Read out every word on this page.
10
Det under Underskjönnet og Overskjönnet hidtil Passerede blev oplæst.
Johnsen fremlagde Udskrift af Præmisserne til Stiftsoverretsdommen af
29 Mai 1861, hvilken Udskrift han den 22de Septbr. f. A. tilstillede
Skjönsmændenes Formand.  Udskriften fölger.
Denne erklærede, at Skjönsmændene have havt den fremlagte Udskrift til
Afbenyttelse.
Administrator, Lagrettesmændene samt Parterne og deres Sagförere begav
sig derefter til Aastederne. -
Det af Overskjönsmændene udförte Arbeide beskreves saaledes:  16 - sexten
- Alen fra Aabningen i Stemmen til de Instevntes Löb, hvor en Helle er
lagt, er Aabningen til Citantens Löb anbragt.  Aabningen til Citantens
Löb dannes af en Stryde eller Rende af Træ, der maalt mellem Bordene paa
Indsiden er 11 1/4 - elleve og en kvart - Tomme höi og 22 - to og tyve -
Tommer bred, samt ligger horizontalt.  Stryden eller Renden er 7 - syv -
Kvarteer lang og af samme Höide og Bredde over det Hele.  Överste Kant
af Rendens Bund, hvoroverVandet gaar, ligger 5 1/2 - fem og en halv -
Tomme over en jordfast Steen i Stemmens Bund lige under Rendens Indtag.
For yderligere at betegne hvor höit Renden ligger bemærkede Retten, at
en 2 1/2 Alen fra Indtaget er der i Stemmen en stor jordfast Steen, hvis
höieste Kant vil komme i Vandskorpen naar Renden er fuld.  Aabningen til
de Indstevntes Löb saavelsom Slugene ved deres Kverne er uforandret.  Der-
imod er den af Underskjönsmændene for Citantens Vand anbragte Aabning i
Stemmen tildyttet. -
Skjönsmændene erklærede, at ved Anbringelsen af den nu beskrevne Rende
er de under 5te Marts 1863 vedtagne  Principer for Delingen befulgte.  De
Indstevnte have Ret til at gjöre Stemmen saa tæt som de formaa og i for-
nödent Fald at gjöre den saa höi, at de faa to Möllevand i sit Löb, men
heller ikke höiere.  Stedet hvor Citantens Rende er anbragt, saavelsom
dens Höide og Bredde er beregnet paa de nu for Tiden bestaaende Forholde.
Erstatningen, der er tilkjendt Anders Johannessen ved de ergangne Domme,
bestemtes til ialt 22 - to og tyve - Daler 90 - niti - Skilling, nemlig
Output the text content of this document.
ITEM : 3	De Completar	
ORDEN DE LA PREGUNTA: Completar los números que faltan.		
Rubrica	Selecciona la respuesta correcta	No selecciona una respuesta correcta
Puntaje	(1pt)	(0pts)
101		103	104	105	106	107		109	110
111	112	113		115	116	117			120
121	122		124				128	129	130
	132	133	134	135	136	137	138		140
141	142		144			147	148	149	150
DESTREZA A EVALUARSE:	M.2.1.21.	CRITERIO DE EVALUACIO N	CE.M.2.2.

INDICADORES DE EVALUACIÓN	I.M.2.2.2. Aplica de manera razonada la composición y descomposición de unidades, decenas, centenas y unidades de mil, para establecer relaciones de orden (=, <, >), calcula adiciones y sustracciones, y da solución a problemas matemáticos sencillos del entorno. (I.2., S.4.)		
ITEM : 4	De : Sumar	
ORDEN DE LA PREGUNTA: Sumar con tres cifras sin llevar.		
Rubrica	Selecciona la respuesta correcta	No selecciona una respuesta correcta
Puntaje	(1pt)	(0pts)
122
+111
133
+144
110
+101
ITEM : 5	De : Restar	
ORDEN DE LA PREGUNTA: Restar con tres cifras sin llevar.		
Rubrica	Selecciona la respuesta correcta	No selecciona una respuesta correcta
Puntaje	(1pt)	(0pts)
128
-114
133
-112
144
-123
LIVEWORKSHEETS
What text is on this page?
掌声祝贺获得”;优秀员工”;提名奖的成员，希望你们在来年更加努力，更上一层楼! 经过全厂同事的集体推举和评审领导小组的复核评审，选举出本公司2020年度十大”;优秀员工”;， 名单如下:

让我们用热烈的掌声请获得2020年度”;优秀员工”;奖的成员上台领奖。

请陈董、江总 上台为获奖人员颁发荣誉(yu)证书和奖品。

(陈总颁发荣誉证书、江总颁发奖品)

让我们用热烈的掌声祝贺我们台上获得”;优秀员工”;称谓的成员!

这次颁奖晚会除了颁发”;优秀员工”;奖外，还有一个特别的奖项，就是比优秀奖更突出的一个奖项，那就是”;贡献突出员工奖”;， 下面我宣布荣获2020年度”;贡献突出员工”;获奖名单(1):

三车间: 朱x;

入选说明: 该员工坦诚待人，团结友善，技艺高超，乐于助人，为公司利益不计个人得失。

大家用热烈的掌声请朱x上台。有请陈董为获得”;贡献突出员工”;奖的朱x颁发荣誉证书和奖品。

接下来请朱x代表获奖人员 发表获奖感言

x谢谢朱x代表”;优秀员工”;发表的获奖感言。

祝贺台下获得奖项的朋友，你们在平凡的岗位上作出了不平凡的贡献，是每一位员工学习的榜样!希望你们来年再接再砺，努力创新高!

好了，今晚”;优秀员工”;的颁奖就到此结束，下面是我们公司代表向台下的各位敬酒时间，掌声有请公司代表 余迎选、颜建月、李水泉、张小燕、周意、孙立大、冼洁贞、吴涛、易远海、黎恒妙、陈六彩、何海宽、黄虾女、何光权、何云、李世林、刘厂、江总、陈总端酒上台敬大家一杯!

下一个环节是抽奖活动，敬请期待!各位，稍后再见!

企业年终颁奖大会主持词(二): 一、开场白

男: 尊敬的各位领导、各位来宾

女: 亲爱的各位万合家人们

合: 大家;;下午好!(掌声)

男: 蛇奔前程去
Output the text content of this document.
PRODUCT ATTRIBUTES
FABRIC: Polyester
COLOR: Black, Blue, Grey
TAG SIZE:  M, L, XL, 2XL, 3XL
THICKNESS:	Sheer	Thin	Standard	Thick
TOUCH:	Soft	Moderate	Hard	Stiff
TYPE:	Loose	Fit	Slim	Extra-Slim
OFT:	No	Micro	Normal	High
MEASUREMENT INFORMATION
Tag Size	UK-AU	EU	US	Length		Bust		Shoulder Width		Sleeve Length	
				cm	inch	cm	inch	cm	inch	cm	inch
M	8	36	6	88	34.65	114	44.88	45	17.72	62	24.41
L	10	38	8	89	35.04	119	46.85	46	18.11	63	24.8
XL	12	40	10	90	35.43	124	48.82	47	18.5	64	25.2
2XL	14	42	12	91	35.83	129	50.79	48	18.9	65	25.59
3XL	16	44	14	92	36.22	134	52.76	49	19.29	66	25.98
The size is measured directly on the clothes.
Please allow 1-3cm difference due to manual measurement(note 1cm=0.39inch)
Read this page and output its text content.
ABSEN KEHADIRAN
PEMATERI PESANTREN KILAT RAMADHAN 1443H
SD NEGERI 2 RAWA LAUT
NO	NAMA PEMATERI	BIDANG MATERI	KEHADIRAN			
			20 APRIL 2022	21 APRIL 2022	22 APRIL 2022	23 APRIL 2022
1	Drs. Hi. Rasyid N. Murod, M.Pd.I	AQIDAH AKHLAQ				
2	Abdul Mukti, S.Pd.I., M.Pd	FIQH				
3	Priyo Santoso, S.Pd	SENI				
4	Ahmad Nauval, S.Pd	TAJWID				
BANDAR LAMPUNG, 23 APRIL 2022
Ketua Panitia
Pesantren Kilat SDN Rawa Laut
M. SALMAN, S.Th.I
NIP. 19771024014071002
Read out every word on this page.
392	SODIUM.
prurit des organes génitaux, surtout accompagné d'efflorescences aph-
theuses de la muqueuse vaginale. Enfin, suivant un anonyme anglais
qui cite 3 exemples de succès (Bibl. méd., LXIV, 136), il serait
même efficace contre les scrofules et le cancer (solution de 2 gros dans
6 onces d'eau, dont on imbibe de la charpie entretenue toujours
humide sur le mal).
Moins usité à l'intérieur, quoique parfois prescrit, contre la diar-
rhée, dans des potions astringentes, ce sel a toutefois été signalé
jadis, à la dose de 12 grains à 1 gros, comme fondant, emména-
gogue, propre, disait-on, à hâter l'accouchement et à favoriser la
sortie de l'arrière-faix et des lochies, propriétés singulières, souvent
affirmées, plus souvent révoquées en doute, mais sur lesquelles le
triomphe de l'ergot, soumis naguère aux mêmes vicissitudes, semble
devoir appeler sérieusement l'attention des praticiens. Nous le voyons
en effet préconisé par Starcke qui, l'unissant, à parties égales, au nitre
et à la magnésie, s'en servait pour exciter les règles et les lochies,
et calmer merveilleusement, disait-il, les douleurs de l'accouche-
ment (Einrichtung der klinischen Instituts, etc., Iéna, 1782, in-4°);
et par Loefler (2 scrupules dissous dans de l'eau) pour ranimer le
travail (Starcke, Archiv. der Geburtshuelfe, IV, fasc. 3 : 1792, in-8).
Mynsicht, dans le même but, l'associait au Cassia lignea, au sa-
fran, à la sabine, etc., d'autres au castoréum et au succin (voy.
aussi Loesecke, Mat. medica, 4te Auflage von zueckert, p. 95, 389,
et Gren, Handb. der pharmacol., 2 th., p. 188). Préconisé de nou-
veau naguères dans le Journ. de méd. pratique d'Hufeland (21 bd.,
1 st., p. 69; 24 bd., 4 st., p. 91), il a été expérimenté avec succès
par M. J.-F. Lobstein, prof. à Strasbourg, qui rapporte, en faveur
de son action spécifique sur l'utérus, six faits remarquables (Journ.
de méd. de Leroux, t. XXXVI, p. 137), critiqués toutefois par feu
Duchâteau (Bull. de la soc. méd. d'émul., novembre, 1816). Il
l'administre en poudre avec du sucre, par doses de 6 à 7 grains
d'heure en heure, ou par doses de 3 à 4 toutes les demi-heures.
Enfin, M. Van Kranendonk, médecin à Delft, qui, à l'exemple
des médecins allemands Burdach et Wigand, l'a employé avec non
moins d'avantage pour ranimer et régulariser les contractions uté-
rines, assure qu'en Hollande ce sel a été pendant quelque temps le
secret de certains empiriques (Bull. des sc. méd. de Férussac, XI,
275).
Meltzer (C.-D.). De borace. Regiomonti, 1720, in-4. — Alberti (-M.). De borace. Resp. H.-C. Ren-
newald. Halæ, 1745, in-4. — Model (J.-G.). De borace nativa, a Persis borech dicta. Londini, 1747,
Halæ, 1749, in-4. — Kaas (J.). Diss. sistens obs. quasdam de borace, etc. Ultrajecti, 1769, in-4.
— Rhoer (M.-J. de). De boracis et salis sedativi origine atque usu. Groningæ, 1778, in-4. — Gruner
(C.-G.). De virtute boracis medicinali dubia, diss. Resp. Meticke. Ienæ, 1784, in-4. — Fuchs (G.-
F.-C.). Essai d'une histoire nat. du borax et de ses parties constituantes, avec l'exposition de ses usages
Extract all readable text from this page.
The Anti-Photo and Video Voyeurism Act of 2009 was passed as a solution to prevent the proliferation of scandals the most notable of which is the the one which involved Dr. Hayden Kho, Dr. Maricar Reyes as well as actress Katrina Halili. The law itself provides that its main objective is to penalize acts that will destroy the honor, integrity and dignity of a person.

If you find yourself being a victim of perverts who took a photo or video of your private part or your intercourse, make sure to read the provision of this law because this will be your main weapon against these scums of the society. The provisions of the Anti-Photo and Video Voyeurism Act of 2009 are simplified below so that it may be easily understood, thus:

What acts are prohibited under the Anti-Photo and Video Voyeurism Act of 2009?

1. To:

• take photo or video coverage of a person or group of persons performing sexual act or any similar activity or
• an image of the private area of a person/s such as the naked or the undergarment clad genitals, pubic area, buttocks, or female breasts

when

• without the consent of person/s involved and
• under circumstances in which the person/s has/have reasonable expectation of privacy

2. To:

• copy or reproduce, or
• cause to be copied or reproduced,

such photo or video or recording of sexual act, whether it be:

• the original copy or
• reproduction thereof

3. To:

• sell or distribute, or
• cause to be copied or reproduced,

_ _ _ _ _ _ _

**Directions for this task**
Check each line of the entries for the string "gros". Copy the lines that have it.

**Exercise answer**
même efficace contre les scrofules et le cancer (solution de 2 gros dans
jadis, à la dose de 12 grains à 1 gros, comme fondant, emména-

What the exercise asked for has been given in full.